SHORT TASK
Omit every image, and transcribe the remaining entries exactly as given.

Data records
-- -- --
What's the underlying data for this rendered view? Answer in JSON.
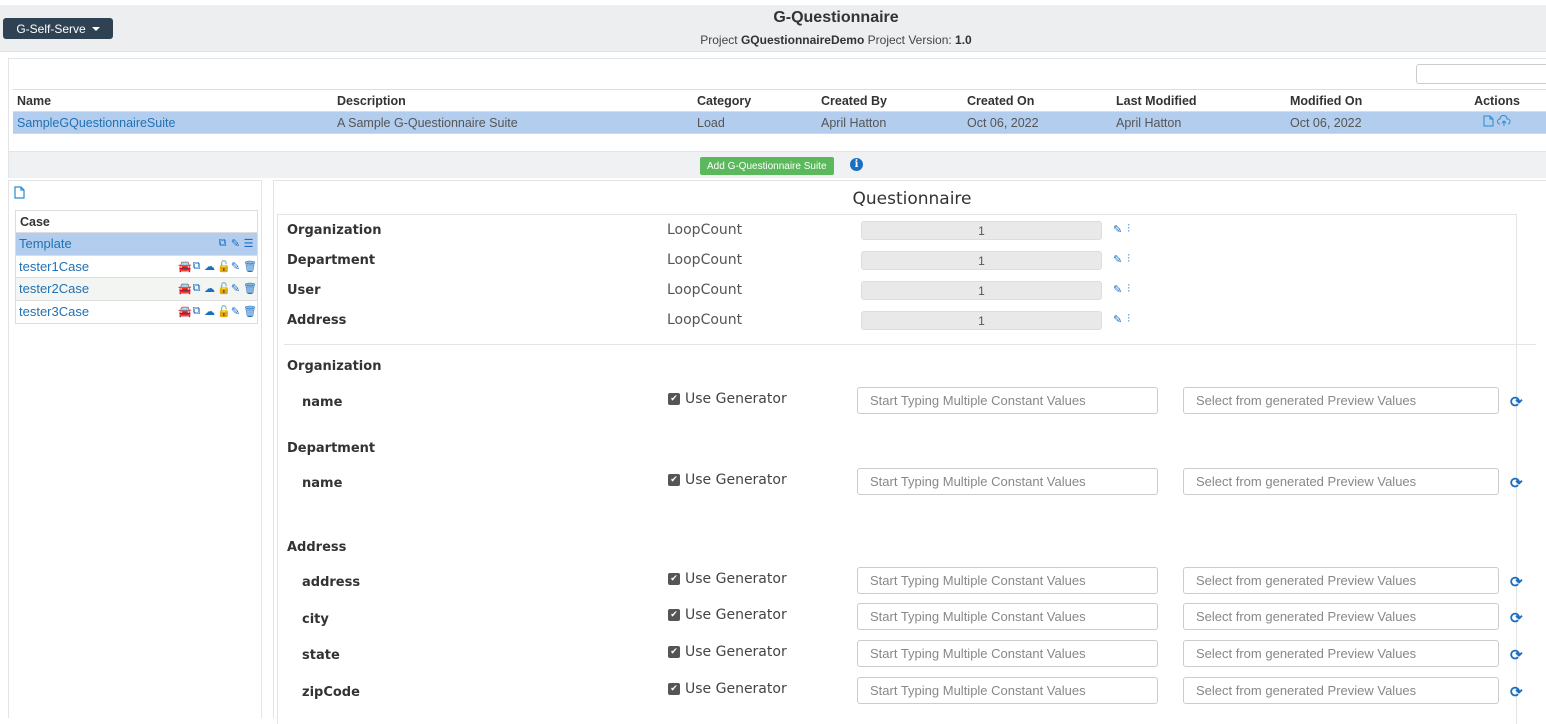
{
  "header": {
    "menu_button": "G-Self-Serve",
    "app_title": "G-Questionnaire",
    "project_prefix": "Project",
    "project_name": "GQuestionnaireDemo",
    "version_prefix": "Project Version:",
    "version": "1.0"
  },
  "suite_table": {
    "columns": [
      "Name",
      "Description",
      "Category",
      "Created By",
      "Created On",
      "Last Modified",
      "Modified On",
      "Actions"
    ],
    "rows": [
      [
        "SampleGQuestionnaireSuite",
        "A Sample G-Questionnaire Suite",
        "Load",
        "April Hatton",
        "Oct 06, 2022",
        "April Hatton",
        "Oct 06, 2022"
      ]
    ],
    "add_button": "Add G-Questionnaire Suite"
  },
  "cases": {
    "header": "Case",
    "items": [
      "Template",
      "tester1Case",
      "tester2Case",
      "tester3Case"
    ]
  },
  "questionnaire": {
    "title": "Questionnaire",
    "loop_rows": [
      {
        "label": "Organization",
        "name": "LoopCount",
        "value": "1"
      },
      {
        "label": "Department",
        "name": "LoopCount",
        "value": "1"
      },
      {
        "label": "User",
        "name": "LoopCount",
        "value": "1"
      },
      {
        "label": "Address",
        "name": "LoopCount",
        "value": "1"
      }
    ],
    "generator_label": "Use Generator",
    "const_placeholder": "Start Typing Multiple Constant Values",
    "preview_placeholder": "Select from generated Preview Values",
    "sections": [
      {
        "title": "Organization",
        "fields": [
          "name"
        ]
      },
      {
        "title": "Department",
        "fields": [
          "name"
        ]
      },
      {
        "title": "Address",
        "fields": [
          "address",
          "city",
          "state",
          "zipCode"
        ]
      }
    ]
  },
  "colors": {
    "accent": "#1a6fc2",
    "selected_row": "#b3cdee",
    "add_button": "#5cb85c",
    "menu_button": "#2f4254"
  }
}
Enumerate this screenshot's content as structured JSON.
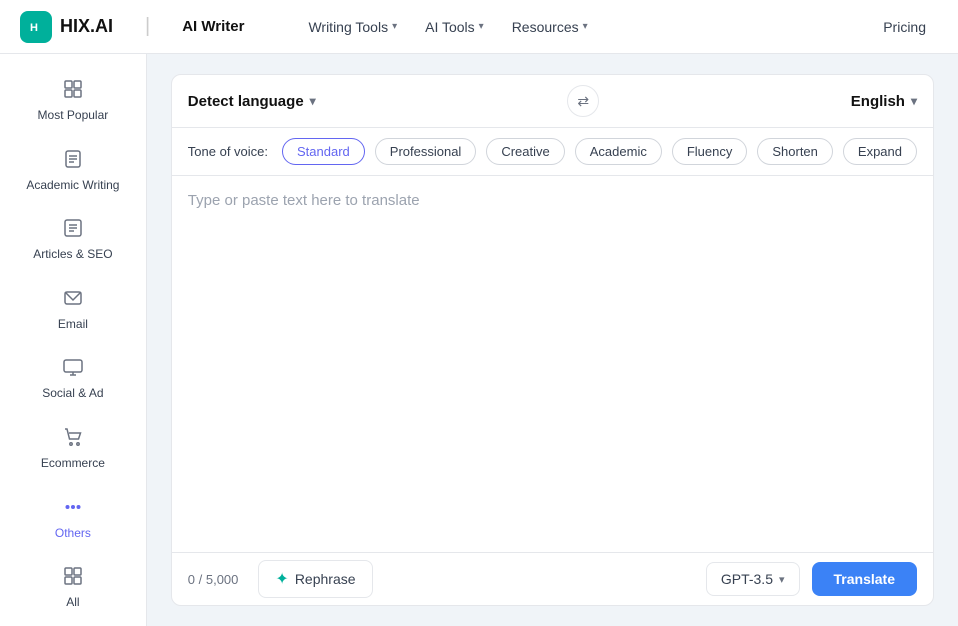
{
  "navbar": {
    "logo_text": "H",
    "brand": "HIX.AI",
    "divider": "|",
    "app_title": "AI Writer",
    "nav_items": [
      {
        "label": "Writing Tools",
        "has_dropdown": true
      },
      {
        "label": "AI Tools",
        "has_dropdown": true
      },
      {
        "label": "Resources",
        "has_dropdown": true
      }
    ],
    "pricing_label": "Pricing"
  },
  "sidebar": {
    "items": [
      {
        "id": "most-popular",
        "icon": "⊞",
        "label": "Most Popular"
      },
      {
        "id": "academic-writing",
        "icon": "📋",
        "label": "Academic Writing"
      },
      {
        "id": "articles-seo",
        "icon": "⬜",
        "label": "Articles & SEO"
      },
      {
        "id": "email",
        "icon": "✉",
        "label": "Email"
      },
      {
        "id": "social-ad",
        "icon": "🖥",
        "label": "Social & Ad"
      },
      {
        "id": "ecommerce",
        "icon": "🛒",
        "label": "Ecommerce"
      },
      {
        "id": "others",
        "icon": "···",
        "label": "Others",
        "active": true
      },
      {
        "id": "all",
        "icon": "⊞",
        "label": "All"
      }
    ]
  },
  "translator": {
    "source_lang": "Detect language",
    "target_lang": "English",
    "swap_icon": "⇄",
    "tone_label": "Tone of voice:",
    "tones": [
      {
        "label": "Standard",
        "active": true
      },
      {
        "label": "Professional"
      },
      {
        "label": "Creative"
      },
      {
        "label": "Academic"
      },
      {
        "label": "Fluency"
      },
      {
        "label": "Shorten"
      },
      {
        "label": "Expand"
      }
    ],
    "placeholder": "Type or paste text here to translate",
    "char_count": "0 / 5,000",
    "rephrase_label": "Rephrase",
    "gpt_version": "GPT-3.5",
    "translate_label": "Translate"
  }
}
-- -- --
COMPLETE OUTPUT
What's the underlying data for this rendered view? Answer in JSON.
{
  "header": {
    "menu_button": "G-Self-Serve",
    "app_title": "G-Questionnaire",
    "project_prefix": "Project",
    "project_name": "GQuestionnaireDemo",
    "version_prefix": "Project Version:",
    "version": "1.0"
  },
  "suite_table": {
    "columns": [
      "Name",
      "Description",
      "Category",
      "Created By",
      "Created On",
      "Last Modified",
      "Modified On",
      "Actions"
    ],
    "rows": [
      [
        "SampleGQuestionnaireSuite",
        "A Sample G-Questionnaire Suite",
        "Load",
        "April Hatton",
        "Oct 06, 2022",
        "April Hatton",
        "Oct 06, 2022"
      ]
    ],
    "add_button": "Add G-Questionnaire Suite"
  },
  "cases": {
    "header": "Case",
    "items": [
      "Template",
      "tester1Case",
      "tester2Case",
      "tester3Case"
    ]
  },
  "questionnaire": {
    "title": "Questionnaire",
    "loop_rows": [
      {
        "label": "Organization",
        "name": "LoopCount",
        "value": "1"
      },
      {
        "label": "Department",
        "name": "LoopCount",
        "value": "1"
      },
      {
        "label": "User",
        "name": "LoopCount",
        "value": "1"
      },
      {
        "label": "Address",
        "name": "LoopCount",
        "value": "1"
      }
    ],
    "generator_label": "Use Generator",
    "const_placeholder": "Start Typing Multiple Constant Values",
    "preview_placeholder": "Select from generated Preview Values",
    "sections": [
      {
        "title": "Organization",
        "fields": [
          "name"
        ]
      },
      {
        "title": "Department",
        "fields": [
          "name"
        ]
      },
      {
        "title": "Address",
        "fields": [
          "address",
          "city",
          "state",
          "zipCode"
        ]
      }
    ]
  },
  "colors": {
    "accent": "#1a6fc2",
    "selected_row": "#b3cdee",
    "add_button": "#5cb85c",
    "menu_button": "#2f4254"
  }
}
Enumerate this screenshot's content as structured JSON.
{
  "navbar": {
    "logo_text": "H",
    "brand": "HIX.AI",
    "divider": "|",
    "app_title": "AI Writer",
    "nav_items": [
      {
        "label": "Writing Tools",
        "has_dropdown": true
      },
      {
        "label": "AI Tools",
        "has_dropdown": true
      },
      {
        "label": "Resources",
        "has_dropdown": true
      }
    ],
    "pricing_label": "Pricing"
  },
  "sidebar": {
    "items": [
      {
        "id": "most-popular",
        "icon": "⊞",
        "label": "Most Popular"
      },
      {
        "id": "academic-writing",
        "icon": "📋",
        "label": "Academic Writing"
      },
      {
        "id": "articles-seo",
        "icon": "⬜",
        "label": "Articles & SEO"
      },
      {
        "id": "email",
        "icon": "✉",
        "label": "Email"
      },
      {
        "id": "social-ad",
        "icon": "🖥",
        "label": "Social & Ad"
      },
      {
        "id": "ecommerce",
        "icon": "🛒",
        "label": "Ecommerce"
      },
      {
        "id": "others",
        "icon": "···",
        "label": "Others",
        "active": true
      },
      {
        "id": "all",
        "icon": "⊞",
        "label": "All"
      }
    ]
  },
  "translator": {
    "source_lang": "Detect language",
    "target_lang": "English",
    "swap_icon": "⇄",
    "tone_label": "Tone of voice:",
    "tones": [
      {
        "label": "Standard",
        "active": true
      },
      {
        "label": "Professional"
      },
      {
        "label": "Creative"
      },
      {
        "label": "Academic"
      },
      {
        "label": "Fluency"
      },
      {
        "label": "Shorten"
      },
      {
        "label": "Expand"
      }
    ],
    "placeholder": "Type or paste text here to translate",
    "char_count": "0 / 5,000",
    "rephrase_label": "Rephrase",
    "gpt_version": "GPT-3.5",
    "translate_label": "Translate"
  }
}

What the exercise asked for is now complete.